- Source records -

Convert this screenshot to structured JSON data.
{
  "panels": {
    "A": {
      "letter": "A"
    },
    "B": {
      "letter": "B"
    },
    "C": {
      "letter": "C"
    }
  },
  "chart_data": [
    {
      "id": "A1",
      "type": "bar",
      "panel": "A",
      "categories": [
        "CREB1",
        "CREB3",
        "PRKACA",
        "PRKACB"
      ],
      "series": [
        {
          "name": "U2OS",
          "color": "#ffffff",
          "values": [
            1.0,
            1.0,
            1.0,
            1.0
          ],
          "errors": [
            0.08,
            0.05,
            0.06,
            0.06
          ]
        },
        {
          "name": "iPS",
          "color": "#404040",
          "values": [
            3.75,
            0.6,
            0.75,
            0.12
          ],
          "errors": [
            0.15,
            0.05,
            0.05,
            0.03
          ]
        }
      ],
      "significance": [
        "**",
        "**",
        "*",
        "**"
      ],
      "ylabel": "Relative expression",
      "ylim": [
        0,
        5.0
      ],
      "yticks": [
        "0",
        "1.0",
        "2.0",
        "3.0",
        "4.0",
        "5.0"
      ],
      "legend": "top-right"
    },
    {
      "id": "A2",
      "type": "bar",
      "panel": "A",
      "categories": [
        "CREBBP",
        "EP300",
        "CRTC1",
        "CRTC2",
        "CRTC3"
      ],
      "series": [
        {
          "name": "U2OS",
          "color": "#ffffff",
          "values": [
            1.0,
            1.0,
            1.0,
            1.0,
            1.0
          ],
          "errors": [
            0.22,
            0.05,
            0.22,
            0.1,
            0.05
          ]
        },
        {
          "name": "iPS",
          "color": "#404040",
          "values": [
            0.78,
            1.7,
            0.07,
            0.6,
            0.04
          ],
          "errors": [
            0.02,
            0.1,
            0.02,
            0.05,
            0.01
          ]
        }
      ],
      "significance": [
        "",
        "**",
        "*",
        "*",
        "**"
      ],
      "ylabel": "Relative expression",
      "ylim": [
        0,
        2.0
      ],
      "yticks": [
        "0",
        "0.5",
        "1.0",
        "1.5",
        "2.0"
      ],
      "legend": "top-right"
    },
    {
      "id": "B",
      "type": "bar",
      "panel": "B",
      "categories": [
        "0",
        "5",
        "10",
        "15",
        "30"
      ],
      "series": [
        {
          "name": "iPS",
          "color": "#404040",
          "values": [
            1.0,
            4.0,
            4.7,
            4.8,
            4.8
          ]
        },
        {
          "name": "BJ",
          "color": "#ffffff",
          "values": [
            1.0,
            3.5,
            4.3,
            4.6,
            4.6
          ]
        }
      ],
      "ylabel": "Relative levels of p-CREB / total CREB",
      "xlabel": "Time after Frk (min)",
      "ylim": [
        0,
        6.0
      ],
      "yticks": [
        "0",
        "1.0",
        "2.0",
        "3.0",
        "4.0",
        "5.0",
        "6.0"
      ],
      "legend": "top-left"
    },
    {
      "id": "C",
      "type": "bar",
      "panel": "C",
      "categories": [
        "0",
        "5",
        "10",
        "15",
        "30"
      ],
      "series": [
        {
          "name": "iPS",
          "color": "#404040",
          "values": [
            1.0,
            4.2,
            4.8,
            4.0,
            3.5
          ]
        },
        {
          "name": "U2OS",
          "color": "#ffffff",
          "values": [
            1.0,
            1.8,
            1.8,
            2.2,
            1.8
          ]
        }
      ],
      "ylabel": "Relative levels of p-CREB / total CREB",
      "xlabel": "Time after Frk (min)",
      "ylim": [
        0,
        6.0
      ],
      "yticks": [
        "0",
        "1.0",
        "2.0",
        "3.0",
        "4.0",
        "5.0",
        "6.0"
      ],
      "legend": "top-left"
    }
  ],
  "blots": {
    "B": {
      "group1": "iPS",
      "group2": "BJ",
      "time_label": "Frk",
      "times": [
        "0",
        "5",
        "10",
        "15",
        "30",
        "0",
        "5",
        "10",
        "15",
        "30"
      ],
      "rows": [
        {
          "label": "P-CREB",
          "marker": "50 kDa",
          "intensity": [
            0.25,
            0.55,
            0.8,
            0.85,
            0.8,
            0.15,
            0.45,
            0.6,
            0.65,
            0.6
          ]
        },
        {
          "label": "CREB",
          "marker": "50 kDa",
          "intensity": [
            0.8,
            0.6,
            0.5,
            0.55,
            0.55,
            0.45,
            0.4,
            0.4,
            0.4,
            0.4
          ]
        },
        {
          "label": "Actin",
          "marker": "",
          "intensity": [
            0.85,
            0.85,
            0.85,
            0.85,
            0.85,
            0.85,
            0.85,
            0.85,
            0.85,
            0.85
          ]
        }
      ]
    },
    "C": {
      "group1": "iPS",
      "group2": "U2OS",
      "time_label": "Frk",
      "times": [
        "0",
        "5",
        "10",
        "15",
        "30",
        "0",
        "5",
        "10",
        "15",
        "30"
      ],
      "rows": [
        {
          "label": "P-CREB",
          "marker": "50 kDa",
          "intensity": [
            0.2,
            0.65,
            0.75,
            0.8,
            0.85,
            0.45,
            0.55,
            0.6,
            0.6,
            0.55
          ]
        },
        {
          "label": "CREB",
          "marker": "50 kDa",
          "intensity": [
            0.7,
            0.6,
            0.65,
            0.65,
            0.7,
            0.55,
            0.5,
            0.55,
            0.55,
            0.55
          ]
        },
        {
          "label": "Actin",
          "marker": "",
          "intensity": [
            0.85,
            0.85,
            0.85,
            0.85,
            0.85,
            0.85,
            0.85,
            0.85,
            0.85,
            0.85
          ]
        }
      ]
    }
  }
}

- Direction -
Reproduce the full listing above, character for character.

- Exercise response -
Convert this screenshot to structured JSON data.
{
  "panels": {
    "A": {
      "letter": "A"
    },
    "B": {
      "letter": "B"
    },
    "C": {
      "letter": "C"
    }
  },
  "chart_data": [
    {
      "id": "A1",
      "type": "bar",
      "panel": "A",
      "categories": [
        "CREB1",
        "CREB3",
        "PRKACA",
        "PRKACB"
      ],
      "series": [
        {
          "name": "U2OS",
          "color": "#ffffff",
          "values": [
            1.0,
            1.0,
            1.0,
            1.0
          ],
          "errors": [
            0.08,
            0.05,
            0.06,
            0.06
          ]
        },
        {
          "name": "iPS",
          "color": "#404040",
          "values": [
            3.75,
            0.6,
            0.75,
            0.12
          ],
          "errors": [
            0.15,
            0.05,
            0.05,
            0.03
          ]
        }
      ],
      "significance": [
        "**",
        "**",
        "*",
        "**"
      ],
      "ylabel": "Relative expression",
      "ylim": [
        0,
        5.0
      ],
      "yticks": [
        "0",
        "1.0",
        "2.0",
        "3.0",
        "4.0",
        "5.0"
      ],
      "legend": "top-right"
    },
    {
      "id": "A2",
      "type": "bar",
      "panel": "A",
      "categories": [
        "CREBBP",
        "EP300",
        "CRTC1",
        "CRTC2",
        "CRTC3"
      ],
      "series": [
        {
          "name": "U2OS",
          "color": "#ffffff",
          "values": [
            1.0,
            1.0,
            1.0,
            1.0,
            1.0
          ],
          "errors": [
            0.22,
            0.05,
            0.22,
            0.1,
            0.05
          ]
        },
        {
          "name": "iPS",
          "color": "#404040",
          "values": [
            0.78,
            1.7,
            0.07,
            0.6,
            0.04
          ],
          "errors": [
            0.02,
            0.1,
            0.02,
            0.05,
            0.01
          ]
        }
      ],
      "significance": [
        "",
        "**",
        "*",
        "*",
        "**"
      ],
      "ylabel": "Relative expression",
      "ylim": [
        0,
        2.0
      ],
      "yticks": [
        "0",
        "0.5",
        "1.0",
        "1.5",
        "2.0"
      ],
      "legend": "top-right"
    },
    {
      "id": "B",
      "type": "bar",
      "panel": "B",
      "categories": [
        "0",
        "5",
        "10",
        "15",
        "30"
      ],
      "series": [
        {
          "name": "iPS",
          "color": "#404040",
          "values": [
            1.0,
            4.0,
            4.7,
            4.8,
            4.8
          ]
        },
        {
          "name": "BJ",
          "color": "#ffffff",
          "values": [
            1.0,
            3.5,
            4.3,
            4.6,
            4.6
          ]
        }
      ],
      "ylabel": "Relative levels of p-CREB / total CREB",
      "xlabel": "Time after Frk (min)",
      "ylim": [
        0,
        6.0
      ],
      "yticks": [
        "0",
        "1.0",
        "2.0",
        "3.0",
        "4.0",
        "5.0",
        "6.0"
      ],
      "legend": "top-left"
    },
    {
      "id": "C",
      "type": "bar",
      "panel": "C",
      "categories": [
        "0",
        "5",
        "10",
        "15",
        "30"
      ],
      "series": [
        {
          "name": "iPS",
          "color": "#404040",
          "values": [
            1.0,
            4.2,
            4.8,
            4.0,
            3.5
          ]
        },
        {
          "name": "U2OS",
          "color": "#ffffff",
          "values": [
            1.0,
            1.8,
            1.8,
            2.2,
            1.8
          ]
        }
      ],
      "ylabel": "Relative levels of p-CREB / total CREB",
      "xlabel": "Time after Frk (min)",
      "ylim": [
        0,
        6.0
      ],
      "yticks": [
        "0",
        "1.0",
        "2.0",
        "3.0",
        "4.0",
        "5.0",
        "6.0"
      ],
      "legend": "top-left"
    }
  ],
  "blots": {
    "B": {
      "group1": "iPS",
      "group2": "BJ",
      "time_label": "Frk",
      "times": [
        "0",
        "5",
        "10",
        "15",
        "30",
        "0",
        "5",
        "10",
        "15",
        "30"
      ],
      "rows": [
        {
          "label": "P-CREB",
          "marker": "50 kDa",
          "intensity": [
            0.25,
            0.55,
            0.8,
            0.85,
            0.8,
            0.15,
            0.45,
            0.6,
            0.65,
            0.6
          ]
        },
        {
          "label": "CREB",
          "marker": "50 kDa",
          "intensity": [
            0.8,
            0.6,
            0.5,
            0.55,
            0.55,
            0.45,
            0.4,
            0.4,
            0.4,
            0.4
          ]
        },
        {
          "label": "Actin",
          "marker": "",
          "intensity": [
            0.85,
            0.85,
            0.85,
            0.85,
            0.85,
            0.85,
            0.85,
            0.85,
            0.85,
            0.85
          ]
        }
      ]
    },
    "C": {
      "group1": "iPS",
      "group2": "U2OS",
      "time_label": "Frk",
      "times": [
        "0",
        "5",
        "10",
        "15",
        "30",
        "0",
        "5",
        "10",
        "15",
        "30"
      ],
      "rows": [
        {
          "label": "P-CREB",
          "marker": "50 kDa",
          "intensity": [
            0.2,
            0.65,
            0.75,
            0.8,
            0.85,
            0.45,
            0.55,
            0.6,
            0.6,
            0.55
          ]
        },
        {
          "label": "CREB",
          "marker": "50 kDa",
          "intensity": [
            0.7,
            0.6,
            0.65,
            0.65,
            0.7,
            0.55,
            0.5,
            0.55,
            0.55,
            0.55
          ]
        },
        {
          "label": "Actin",
          "marker": "",
          "intensity": [
            0.85,
            0.85,
            0.85,
            0.85,
            0.85,
            0.85,
            0.85,
            0.85,
            0.85,
            0.85
          ]
        }
      ]
    }
  }
}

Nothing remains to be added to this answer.